Data for this exercise:

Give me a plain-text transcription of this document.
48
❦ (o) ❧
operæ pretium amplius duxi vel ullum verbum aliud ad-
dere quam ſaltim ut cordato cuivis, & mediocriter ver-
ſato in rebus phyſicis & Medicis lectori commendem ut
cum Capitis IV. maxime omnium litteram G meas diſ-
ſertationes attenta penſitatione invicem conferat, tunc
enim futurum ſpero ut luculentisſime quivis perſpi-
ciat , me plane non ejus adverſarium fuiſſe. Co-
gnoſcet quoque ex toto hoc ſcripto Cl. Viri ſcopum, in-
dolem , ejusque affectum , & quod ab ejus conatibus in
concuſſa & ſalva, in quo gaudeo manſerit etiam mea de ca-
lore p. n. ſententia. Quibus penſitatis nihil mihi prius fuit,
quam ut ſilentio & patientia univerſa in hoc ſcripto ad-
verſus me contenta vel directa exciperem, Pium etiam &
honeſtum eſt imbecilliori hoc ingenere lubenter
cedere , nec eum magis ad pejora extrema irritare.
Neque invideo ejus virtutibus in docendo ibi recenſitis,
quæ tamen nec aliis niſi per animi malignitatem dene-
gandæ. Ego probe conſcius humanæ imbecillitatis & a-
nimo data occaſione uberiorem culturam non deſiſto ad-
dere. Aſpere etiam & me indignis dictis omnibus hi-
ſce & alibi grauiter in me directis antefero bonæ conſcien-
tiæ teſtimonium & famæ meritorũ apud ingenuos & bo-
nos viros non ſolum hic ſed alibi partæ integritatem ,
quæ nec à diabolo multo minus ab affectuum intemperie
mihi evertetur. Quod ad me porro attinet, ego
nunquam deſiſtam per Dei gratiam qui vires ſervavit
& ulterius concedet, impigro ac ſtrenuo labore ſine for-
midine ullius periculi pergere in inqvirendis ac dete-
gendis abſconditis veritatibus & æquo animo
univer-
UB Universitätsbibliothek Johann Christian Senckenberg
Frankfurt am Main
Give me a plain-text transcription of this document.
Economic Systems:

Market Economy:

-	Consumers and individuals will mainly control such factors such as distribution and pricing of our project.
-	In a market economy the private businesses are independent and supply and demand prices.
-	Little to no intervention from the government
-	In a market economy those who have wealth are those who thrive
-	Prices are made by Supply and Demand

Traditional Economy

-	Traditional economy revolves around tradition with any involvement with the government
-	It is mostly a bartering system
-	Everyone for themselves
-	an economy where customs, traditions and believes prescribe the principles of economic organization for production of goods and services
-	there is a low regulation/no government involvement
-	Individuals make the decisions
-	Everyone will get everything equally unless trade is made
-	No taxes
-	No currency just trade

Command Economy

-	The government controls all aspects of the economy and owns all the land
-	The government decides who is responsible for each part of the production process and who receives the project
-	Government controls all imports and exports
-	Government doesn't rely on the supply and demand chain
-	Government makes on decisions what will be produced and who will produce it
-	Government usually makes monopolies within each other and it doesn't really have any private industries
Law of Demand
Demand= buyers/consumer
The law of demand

Task to carry out: Reproduce each record exactly as it appears.

Response for this exercise:
Give me a plain-text transcription of this document.
48
❦ (o) ❧
operæ pretium amplius duxi vel ullum verbum aliud ad-
dere quam ſaltim ut cordato cuivis, & mediocriter ver-
ſato in rebus phyſicis & Medicis lectori commendem ut
cum Capitis IV. maxime omnium litteram G meas diſ-
ſertationes attenta penſitatione invicem conferat, tunc
enim futurum ſpero ut luculentisſime quivis perſpi-
ciat , me plane non ejus adverſarium fuiſſe. Co-
gnoſcet quoque ex toto hoc ſcripto Cl. Viri ſcopum, in-
dolem , ejusque affectum , & quod ab ejus conatibus in
concuſſa & ſalva, in quo gaudeo manſerit etiam mea de ca-
lore p. n. ſententia. Quibus penſitatis nihil mihi prius fuit,
quam ut ſilentio & patientia univerſa in hoc ſcripto ad-
verſus me contenta vel directa exciperem, Pium etiam &
honeſtum eſt imbecilliori hoc ingenere lubenter
cedere , nec eum magis ad pejora extrema irritare.
Neque invideo ejus virtutibus in docendo ibi recenſitis,
quæ tamen nec aliis niſi per animi malignitatem dene-
gandæ. Ego probe conſcius humanæ imbecillitatis & a-
nimo data occaſione uberiorem culturam non deſiſto ad-
dere. Aſpere etiam & me indignis dictis omnibus hi-
ſce & alibi grauiter in me directis antefero bonæ conſcien-
tiæ teſtimonium & famæ meritorũ apud ingenuos & bo-
nos viros non ſolum hic ſed alibi partæ integritatem ,
quæ nec à diabolo multo minus ab affectuum intemperie
mihi evertetur. Quod ad me porro attinet, ego
nunquam deſiſtam per Dei gratiam qui vires ſervavit
& ulterius concedet, impigro ac ſtrenuo labore ſine for-
midine ullius periculi pergere in inqvirendis ac dete-
gendis abſconditis veritatibus & æquo animo
univer-
UB Universitätsbibliothek Johann Christian Senckenberg
Frankfurt am Main
Give me a plain-text transcription of this document.
Economic Systems:

Market Economy:

-	Consumers and individuals will mainly control such factors such as distribution and pricing of our project.
-	In a market economy the private businesses are independent and supply and demand prices.
-	Little to no intervention from the government
-	In a market economy those who have wealth are those who thrive
-	Prices are made by Supply and Demand

Traditional Economy

-	Traditional economy revolves around tradition with any involvement with the government
-	It is mostly a bartering system
-	Everyone for themselves
-	an economy where customs, traditions and believes prescribe the principles of economic organization for production of goods and services
-	there is a low regulation/no government involvement
-	Individuals make the decisions
-	Everyone will get everything equally unless trade is made
-	No taxes
-	No currency just trade

Command Economy

-	The government controls all aspects of the economy and owns all the land
-	The government decides who is responsible for each part of the production process and who receives the project
-	Government controls all imports and exports
-	Government doesn't rely on the supply and demand chain
-	Government makes on decisions what will be produced and who will produce it
-	Government usually makes monopolies within each other and it doesn't really have any private industries
Law of Demand
Demand= buyers/consumer
The law of demand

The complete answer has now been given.